▶ _Stored data_
.....

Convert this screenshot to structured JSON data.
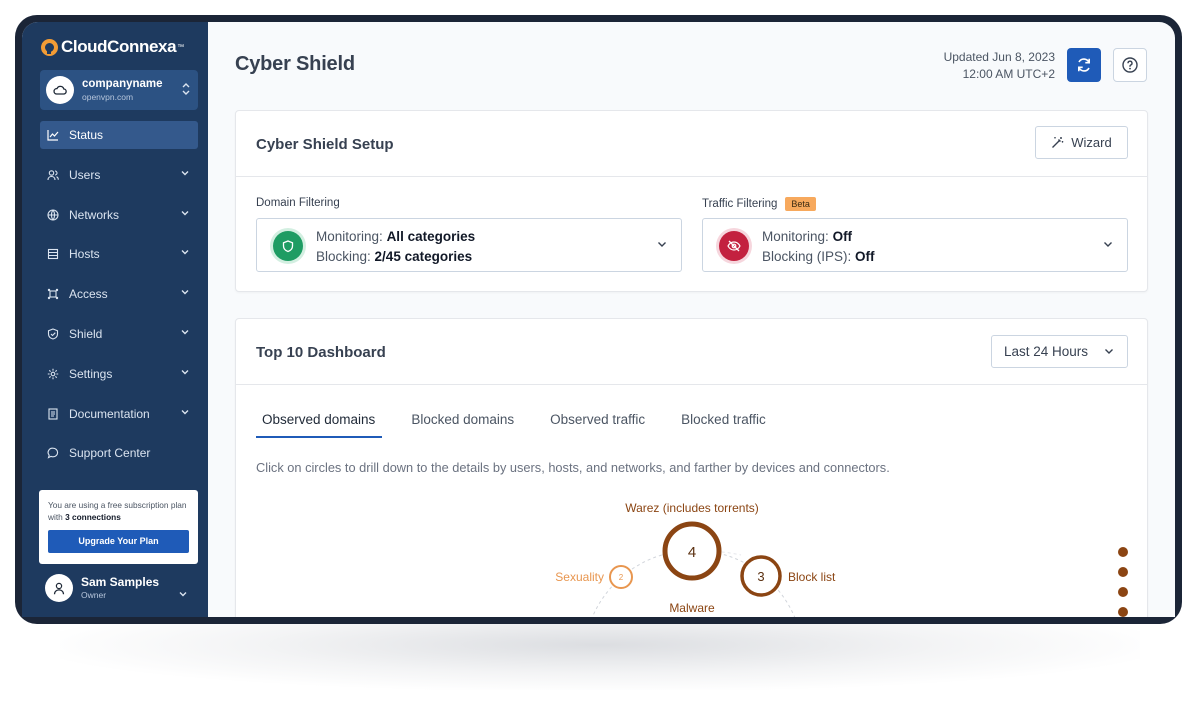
{
  "app": {
    "brand": "CloudConnexa",
    "trademark": "™"
  },
  "company": {
    "name": "companyname",
    "domain": "openvpn.com"
  },
  "nav": [
    {
      "label": "Status",
      "icon": "chart-line-icon",
      "active": true
    },
    {
      "label": "Users",
      "icon": "users-icon"
    },
    {
      "label": "Networks",
      "icon": "globe-icon"
    },
    {
      "label": "Hosts",
      "icon": "server-icon"
    },
    {
      "label": "Access",
      "icon": "access-icon"
    },
    {
      "label": "Shield",
      "icon": "shield-icon"
    },
    {
      "label": "Settings",
      "icon": "gear-icon"
    },
    {
      "label": "Documentation",
      "icon": "document-icon"
    },
    {
      "label": "Support Center",
      "icon": "chat-icon"
    }
  ],
  "promo": {
    "text_before": "You are using a free subscription plan with ",
    "bold": "3 connections",
    "button": "Upgrade Your Plan"
  },
  "user": {
    "name": "Sam Samples",
    "role": "Owner"
  },
  "header": {
    "title": "Cyber Shield",
    "updated_line1": "Updated Jun 8, 2023",
    "updated_line2": "12:00 AM UTC+2"
  },
  "setup": {
    "title": "Cyber Shield Setup",
    "wizard": "Wizard",
    "domain": {
      "label": "Domain Filtering",
      "monitoring_label": "Monitoring:",
      "monitoring_value": "All categories",
      "blocking_label": "Blocking:",
      "blocking_value": "2/45 categories"
    },
    "traffic": {
      "label": "Traffic Filtering",
      "badge": "Beta",
      "monitoring_label": "Monitoring:",
      "monitoring_value": "Off",
      "blocking_label": "Blocking (IPS):",
      "blocking_value": "Off"
    }
  },
  "dashboard": {
    "title": "Top 10 Dashboard",
    "range": "Last 24 Hours",
    "tabs": [
      "Observed domains",
      "Blocked domains",
      "Observed traffic",
      "Blocked traffic"
    ],
    "hint": "Click on circles to drill down to the details by users, hosts, and networks, and farther by devices and connectors.",
    "bubbles": [
      {
        "label": "Warez (includes torrents)",
        "count": "4"
      },
      {
        "label": "Block list",
        "count": "3"
      },
      {
        "label": "Sexuality",
        "count": "2"
      },
      {
        "label": "Malware",
        "count": ""
      }
    ]
  },
  "colors": {
    "sidebar": "#1e3a5f",
    "accent": "#1f5bb8",
    "bubble_dark": "#8b4513",
    "bubble_light": "#e8964f"
  }
}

.....

▶ _EXERCISE TASK_
Without the pictures, copy the material exactly as given.

▶ _RESULT_
Convert this screenshot to structured JSON data.
{
  "app": {
    "brand": "CloudConnexa",
    "trademark": "™"
  },
  "company": {
    "name": "companyname",
    "domain": "openvpn.com"
  },
  "nav": [
    {
      "label": "Status",
      "icon": "chart-line-icon",
      "active": true
    },
    {
      "label": "Users",
      "icon": "users-icon"
    },
    {
      "label": "Networks",
      "icon": "globe-icon"
    },
    {
      "label": "Hosts",
      "icon": "server-icon"
    },
    {
      "label": "Access",
      "icon": "access-icon"
    },
    {
      "label": "Shield",
      "icon": "shield-icon"
    },
    {
      "label": "Settings",
      "icon": "gear-icon"
    },
    {
      "label": "Documentation",
      "icon": "document-icon"
    },
    {
      "label": "Support Center",
      "icon": "chat-icon"
    }
  ],
  "promo": {
    "text_before": "You are using a free subscription plan with ",
    "bold": "3 connections",
    "button": "Upgrade Your Plan"
  },
  "user": {
    "name": "Sam Samples",
    "role": "Owner"
  },
  "header": {
    "title": "Cyber Shield",
    "updated_line1": "Updated Jun 8, 2023",
    "updated_line2": "12:00 AM UTC+2"
  },
  "setup": {
    "title": "Cyber Shield Setup",
    "wizard": "Wizard",
    "domain": {
      "label": "Domain Filtering",
      "monitoring_label": "Monitoring:",
      "monitoring_value": "All categories",
      "blocking_label": "Blocking:",
      "blocking_value": "2/45 categories"
    },
    "traffic": {
      "label": "Traffic Filtering",
      "badge": "Beta",
      "monitoring_label": "Monitoring:",
      "monitoring_value": "Off",
      "blocking_label": "Blocking (IPS):",
      "blocking_value": "Off"
    }
  },
  "dashboard": {
    "title": "Top 10 Dashboard",
    "range": "Last 24 Hours",
    "tabs": [
      "Observed domains",
      "Blocked domains",
      "Observed traffic",
      "Blocked traffic"
    ],
    "hint": "Click on circles to drill down to the details by users, hosts, and networks, and farther by devices and connectors.",
    "bubbles": [
      {
        "label": "Warez (includes torrents)",
        "count": "4"
      },
      {
        "label": "Block list",
        "count": "3"
      },
      {
        "label": "Sexuality",
        "count": "2"
      },
      {
        "label": "Malware",
        "count": ""
      }
    ]
  },
  "colors": {
    "sidebar": "#1e3a5f",
    "accent": "#1f5bb8",
    "bubble_dark": "#8b4513",
    "bubble_light": "#e8964f"
  }
}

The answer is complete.